> Work to do: Count every line in the following entries where the word "title" appears. Give the count alone.

> Stored data:
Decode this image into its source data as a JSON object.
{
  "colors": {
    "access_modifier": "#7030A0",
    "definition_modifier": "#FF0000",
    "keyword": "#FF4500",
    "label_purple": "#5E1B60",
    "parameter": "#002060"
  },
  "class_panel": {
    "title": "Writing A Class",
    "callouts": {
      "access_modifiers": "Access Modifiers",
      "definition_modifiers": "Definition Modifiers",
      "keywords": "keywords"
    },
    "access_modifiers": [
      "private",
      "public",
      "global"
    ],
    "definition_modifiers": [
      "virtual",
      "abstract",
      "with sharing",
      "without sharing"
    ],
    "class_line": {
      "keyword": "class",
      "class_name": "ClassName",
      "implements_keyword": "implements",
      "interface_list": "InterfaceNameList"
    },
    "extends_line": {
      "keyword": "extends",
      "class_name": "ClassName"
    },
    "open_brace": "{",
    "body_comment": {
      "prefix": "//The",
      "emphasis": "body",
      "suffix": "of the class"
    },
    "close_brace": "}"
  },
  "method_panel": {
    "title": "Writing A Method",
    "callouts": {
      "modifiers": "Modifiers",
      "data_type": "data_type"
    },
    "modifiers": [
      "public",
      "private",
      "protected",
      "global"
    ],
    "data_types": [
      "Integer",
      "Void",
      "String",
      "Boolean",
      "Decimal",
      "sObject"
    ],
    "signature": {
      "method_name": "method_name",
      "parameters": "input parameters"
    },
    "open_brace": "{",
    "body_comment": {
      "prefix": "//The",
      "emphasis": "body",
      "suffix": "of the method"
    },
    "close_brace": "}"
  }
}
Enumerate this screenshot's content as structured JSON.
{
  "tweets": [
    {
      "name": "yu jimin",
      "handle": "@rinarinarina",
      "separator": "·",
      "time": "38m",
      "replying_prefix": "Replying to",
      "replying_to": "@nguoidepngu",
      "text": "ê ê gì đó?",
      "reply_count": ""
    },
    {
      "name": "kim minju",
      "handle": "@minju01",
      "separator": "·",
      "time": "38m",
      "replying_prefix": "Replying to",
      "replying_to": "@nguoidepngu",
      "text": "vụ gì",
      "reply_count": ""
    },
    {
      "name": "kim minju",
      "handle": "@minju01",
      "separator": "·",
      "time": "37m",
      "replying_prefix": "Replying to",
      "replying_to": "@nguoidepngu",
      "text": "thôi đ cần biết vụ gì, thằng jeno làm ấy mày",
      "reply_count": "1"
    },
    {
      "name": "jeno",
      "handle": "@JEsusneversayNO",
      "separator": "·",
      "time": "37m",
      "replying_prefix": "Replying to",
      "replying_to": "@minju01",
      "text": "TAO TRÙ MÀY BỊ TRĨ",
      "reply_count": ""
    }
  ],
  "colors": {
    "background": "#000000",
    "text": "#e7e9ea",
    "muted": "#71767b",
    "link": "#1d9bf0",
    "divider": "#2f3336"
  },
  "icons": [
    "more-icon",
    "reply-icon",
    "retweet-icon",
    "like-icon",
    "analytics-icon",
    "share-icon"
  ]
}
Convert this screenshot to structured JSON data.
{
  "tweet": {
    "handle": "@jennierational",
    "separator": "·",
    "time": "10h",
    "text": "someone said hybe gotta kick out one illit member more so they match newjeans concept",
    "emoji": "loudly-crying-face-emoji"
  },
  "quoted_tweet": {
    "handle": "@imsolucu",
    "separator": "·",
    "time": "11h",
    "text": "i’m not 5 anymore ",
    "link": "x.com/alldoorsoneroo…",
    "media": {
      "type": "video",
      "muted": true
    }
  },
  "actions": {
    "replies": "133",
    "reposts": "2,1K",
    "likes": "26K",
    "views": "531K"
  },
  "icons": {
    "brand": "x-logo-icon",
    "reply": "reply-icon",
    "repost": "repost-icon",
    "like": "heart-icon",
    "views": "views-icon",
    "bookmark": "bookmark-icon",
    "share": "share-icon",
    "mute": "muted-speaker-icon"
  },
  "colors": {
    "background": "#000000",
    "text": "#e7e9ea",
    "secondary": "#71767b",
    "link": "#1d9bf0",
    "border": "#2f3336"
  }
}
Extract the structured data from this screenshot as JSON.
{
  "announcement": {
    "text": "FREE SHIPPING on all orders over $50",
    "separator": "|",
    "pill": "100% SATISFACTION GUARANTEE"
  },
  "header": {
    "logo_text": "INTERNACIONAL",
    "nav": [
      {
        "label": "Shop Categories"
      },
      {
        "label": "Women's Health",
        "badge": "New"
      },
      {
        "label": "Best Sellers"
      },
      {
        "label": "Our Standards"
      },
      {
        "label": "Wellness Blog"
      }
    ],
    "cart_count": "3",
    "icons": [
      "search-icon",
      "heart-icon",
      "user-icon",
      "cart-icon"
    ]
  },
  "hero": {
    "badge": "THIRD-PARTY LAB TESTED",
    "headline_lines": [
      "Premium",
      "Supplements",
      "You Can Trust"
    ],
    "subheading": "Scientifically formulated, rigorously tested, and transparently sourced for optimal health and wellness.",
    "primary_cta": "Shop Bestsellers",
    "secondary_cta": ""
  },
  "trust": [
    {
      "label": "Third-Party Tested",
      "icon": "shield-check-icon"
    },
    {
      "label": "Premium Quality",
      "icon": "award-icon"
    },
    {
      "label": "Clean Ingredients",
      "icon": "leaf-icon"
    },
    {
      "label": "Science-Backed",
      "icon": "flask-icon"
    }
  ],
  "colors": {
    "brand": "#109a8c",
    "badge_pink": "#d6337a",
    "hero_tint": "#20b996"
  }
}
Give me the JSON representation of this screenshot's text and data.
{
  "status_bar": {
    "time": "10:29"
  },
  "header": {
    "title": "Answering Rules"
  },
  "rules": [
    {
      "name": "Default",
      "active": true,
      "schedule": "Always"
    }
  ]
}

> Final answer: 3